• **What needs to be done**: Write down each entry again, exactly as it reads.

Stored data
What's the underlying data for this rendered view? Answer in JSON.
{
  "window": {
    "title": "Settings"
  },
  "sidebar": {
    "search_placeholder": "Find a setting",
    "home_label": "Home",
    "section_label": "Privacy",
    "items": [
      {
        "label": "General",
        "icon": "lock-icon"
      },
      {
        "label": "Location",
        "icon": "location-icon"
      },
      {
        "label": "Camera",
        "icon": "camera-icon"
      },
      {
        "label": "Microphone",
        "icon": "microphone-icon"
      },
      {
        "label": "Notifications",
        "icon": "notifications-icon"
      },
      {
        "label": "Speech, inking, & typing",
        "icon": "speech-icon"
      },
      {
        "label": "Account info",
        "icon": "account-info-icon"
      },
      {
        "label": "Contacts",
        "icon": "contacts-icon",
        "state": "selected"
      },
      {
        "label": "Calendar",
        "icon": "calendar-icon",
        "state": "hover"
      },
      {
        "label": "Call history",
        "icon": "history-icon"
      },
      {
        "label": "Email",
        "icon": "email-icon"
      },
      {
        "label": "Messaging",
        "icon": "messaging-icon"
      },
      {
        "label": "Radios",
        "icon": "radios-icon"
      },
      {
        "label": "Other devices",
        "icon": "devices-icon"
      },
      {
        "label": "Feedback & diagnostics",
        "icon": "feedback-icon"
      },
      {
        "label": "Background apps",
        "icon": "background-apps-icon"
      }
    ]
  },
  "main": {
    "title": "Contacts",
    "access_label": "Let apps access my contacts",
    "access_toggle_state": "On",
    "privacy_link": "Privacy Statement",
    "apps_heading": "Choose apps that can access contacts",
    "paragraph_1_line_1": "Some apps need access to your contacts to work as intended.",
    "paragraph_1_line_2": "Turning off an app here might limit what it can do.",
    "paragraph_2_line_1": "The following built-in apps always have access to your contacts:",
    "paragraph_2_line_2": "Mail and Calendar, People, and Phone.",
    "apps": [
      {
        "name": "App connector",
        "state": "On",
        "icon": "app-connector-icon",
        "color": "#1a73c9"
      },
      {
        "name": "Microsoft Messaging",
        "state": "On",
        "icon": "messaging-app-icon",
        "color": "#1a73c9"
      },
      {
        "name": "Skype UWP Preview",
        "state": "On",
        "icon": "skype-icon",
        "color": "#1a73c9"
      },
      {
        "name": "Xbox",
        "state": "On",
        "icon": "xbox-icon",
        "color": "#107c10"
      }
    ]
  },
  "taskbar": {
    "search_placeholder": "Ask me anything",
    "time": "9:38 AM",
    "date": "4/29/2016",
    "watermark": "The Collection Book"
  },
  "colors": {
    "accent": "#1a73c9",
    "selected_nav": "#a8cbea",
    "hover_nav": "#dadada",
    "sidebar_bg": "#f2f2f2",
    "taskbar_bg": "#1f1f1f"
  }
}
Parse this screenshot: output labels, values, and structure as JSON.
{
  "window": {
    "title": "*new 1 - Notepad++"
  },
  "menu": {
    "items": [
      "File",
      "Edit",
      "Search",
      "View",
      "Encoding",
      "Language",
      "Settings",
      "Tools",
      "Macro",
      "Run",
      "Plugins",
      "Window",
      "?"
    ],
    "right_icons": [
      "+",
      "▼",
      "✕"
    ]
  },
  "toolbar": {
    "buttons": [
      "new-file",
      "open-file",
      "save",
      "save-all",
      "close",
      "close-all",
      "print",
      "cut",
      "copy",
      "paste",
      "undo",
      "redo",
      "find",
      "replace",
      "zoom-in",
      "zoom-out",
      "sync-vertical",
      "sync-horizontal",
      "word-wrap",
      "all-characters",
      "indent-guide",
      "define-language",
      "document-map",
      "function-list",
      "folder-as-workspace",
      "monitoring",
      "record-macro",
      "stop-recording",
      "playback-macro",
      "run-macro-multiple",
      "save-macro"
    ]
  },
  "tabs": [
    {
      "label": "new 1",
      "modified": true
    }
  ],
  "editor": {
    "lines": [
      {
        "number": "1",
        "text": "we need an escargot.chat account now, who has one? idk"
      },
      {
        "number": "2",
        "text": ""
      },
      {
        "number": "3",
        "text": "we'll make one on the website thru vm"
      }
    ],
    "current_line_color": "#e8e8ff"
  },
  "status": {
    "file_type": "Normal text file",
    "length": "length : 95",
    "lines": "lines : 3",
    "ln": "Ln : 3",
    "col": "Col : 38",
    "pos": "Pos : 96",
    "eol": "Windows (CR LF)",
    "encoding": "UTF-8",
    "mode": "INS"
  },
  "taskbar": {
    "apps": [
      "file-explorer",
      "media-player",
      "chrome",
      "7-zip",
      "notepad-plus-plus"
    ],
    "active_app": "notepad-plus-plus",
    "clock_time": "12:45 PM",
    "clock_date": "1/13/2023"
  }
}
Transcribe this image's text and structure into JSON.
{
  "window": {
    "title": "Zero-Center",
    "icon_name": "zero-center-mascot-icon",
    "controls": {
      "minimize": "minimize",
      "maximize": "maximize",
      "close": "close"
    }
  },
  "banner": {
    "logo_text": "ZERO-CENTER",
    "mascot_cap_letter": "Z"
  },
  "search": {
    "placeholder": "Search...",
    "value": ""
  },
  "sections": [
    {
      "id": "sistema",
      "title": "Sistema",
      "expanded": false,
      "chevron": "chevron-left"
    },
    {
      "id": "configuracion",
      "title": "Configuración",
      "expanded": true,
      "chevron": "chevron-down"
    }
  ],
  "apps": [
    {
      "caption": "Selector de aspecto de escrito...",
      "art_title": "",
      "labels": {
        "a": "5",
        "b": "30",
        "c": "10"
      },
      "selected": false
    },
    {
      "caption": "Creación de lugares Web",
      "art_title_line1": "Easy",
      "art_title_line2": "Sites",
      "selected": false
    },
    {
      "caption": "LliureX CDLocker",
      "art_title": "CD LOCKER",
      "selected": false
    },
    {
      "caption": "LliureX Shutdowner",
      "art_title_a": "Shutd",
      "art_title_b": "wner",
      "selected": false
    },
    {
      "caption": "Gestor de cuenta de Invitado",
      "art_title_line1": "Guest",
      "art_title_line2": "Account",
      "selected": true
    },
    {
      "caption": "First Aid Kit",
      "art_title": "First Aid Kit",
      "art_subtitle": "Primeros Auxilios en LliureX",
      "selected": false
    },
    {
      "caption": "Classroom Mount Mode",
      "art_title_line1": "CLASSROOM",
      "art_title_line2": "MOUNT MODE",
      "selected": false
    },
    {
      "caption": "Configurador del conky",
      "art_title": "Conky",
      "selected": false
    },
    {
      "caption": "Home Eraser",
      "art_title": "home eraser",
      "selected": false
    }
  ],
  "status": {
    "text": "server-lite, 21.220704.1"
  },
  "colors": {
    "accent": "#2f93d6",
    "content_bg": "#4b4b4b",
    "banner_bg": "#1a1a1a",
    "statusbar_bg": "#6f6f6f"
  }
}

• **Result below**:
What's the underlying data for this rendered view? Answer in JSON.
{
  "window": {
    "title": "Settings"
  },
  "sidebar": {
    "search_placeholder": "Find a setting",
    "home_label": "Home",
    "section_label": "Privacy",
    "items": [
      {
        "label": "General",
        "icon": "lock-icon"
      },
      {
        "label": "Location",
        "icon": "location-icon"
      },
      {
        "label": "Camera",
        "icon": "camera-icon"
      },
      {
        "label": "Microphone",
        "icon": "microphone-icon"
      },
      {
        "label": "Notifications",
        "icon": "notifications-icon"
      },
      {
        "label": "Speech, inking, & typing",
        "icon": "speech-icon"
      },
      {
        "label": "Account info",
        "icon": "account-info-icon"
      },
      {
        "label": "Contacts",
        "icon": "contacts-icon",
        "state": "selected"
      },
      {
        "label": "Calendar",
        "icon": "calendar-icon",
        "state": "hover"
      },
      {
        "label": "Call history",
        "icon": "history-icon"
      },
      {
        "label": "Email",
        "icon": "email-icon"
      },
      {
        "label": "Messaging",
        "icon": "messaging-icon"
      },
      {
        "label": "Radios",
        "icon": "radios-icon"
      },
      {
        "label": "Other devices",
        "icon": "devices-icon"
      },
      {
        "label": "Feedback & diagnostics",
        "icon": "feedback-icon"
      },
      {
        "label": "Background apps",
        "icon": "background-apps-icon"
      }
    ]
  },
  "main": {
    "title": "Contacts",
    "access_label": "Let apps access my contacts",
    "access_toggle_state": "On",
    "privacy_link": "Privacy Statement",
    "apps_heading": "Choose apps that can access contacts",
    "paragraph_1_line_1": "Some apps need access to your contacts to work as intended.",
    "paragraph_1_line_2": "Turning off an app here might limit what it can do.",
    "paragraph_2_line_1": "The following built-in apps always have access to your contacts:",
    "paragraph_2_line_2": "Mail and Calendar, People, and Phone.",
    "apps": [
      {
        "name": "App connector",
        "state": "On",
        "icon": "app-connector-icon",
        "color": "#1a73c9"
      },
      {
        "name": "Microsoft Messaging",
        "state": "On",
        "icon": "messaging-app-icon",
        "color": "#1a73c9"
      },
      {
        "name": "Skype UWP Preview",
        "state": "On",
        "icon": "skype-icon",
        "color": "#1a73c9"
      },
      {
        "name": "Xbox",
        "state": "On",
        "icon": "xbox-icon",
        "color": "#107c10"
      }
    ]
  },
  "taskbar": {
    "search_placeholder": "Ask me anything",
    "time": "9:38 AM",
    "date": "4/29/2016",
    "watermark": "The Collection Book"
  },
  "colors": {
    "accent": "#1a73c9",
    "selected_nav": "#a8cbea",
    "hover_nav": "#dadada",
    "sidebar_bg": "#f2f2f2",
    "taskbar_bg": "#1f1f1f"
  }
}
Parse this screenshot: output labels, values, and structure as JSON.
{
  "window": {
    "title": "*new 1 - Notepad++"
  },
  "menu": {
    "items": [
      "File",
      "Edit",
      "Search",
      "View",
      "Encoding",
      "Language",
      "Settings",
      "Tools",
      "Macro",
      "Run",
      "Plugins",
      "Window",
      "?"
    ],
    "right_icons": [
      "+",
      "▼",
      "✕"
    ]
  },
  "toolbar": {
    "buttons": [
      "new-file",
      "open-file",
      "save",
      "save-all",
      "close",
      "close-all",
      "print",
      "cut",
      "copy",
      "paste",
      "undo",
      "redo",
      "find",
      "replace",
      "zoom-in",
      "zoom-out",
      "sync-vertical",
      "sync-horizontal",
      "word-wrap",
      "all-characters",
      "indent-guide",
      "define-language",
      "document-map",
      "function-list",
      "folder-as-workspace",
      "monitoring",
      "record-macro",
      "stop-recording",
      "playback-macro",
      "run-macro-multiple",
      "save-macro"
    ]
  },
  "tabs": [
    {
      "label": "new 1",
      "modified": true
    }
  ],
  "editor": {
    "lines": [
      {
        "number": "1",
        "text": "we need an escargot.chat account now, who has one? idk"
      },
      {
        "number": "2",
        "text": ""
      },
      {
        "number": "3",
        "text": "we'll make one on the website thru vm"
      }
    ],
    "current_line_color": "#e8e8ff"
  },
  "status": {
    "file_type": "Normal text file",
    "length": "length : 95",
    "lines": "lines : 3",
    "ln": "Ln : 3",
    "col": "Col : 38",
    "pos": "Pos : 96",
    "eol": "Windows (CR LF)",
    "encoding": "UTF-8",
    "mode": "INS"
  },
  "taskbar": {
    "apps": [
      "file-explorer",
      "media-player",
      "chrome",
      "7-zip",
      "notepad-plus-plus"
    ],
    "active_app": "notepad-plus-plus",
    "clock_time": "12:45 PM",
    "clock_date": "1/13/2023"
  }
}
Transcribe this image's text and structure into JSON.
{
  "window": {
    "title": "Zero-Center",
    "icon_name": "zero-center-mascot-icon",
    "controls": {
      "minimize": "minimize",
      "maximize": "maximize",
      "close": "close"
    }
  },
  "banner": {
    "logo_text": "ZERO-CENTER",
    "mascot_cap_letter": "Z"
  },
  "search": {
    "placeholder": "Search...",
    "value": ""
  },
  "sections": [
    {
      "id": "sistema",
      "title": "Sistema",
      "expanded": false,
      "chevron": "chevron-left"
    },
    {
      "id": "configuracion",
      "title": "Configuración",
      "expanded": true,
      "chevron": "chevron-down"
    }
  ],
  "apps": [
    {
      "caption": "Selector de aspecto de escrito...",
      "art_title": "",
      "labels": {
        "a": "5",
        "b": "30",
        "c": "10"
      },
      "selected": false
    },
    {
      "caption": "Creación de lugares Web",
      "art_title_line1": "Easy",
      "art_title_line2": "Sites",
      "selected": false
    },
    {
      "caption": "LliureX CDLocker",
      "art_title": "CD LOCKER",
      "selected": false
    },
    {
      "caption": "LliureX Shutdowner",
      "art_title_a": "Shutd",
      "art_title_b": "wner",
      "selected": false
    },
    {
      "caption": "Gestor de cuenta de Invitado",
      "art_title_line1": "Guest",
      "art_title_line2": "Account",
      "selected": true
    },
    {
      "caption": "First Aid Kit",
      "art_title": "First Aid Kit",
      "art_subtitle": "Primeros Auxilios en LliureX",
      "selected": false
    },
    {
      "caption": "Classroom Mount Mode",
      "art_title_line1": "CLASSROOM",
      "art_title_line2": "MOUNT MODE",
      "selected": false
    },
    {
      "caption": "Configurador del conky",
      "art_title": "Conky",
      "selected": false
    },
    {
      "caption": "Home Eraser",
      "art_title": "home eraser",
      "selected": false
    }
  ],
  "status": {
    "text": "server-lite, 21.220704.1"
  },
  "colors": {
    "accent": "#2f93d6",
    "content_bg": "#4b4b4b",
    "banner_bg": "#1a1a1a",
    "statusbar_bg": "#6f6f6f"
  }
}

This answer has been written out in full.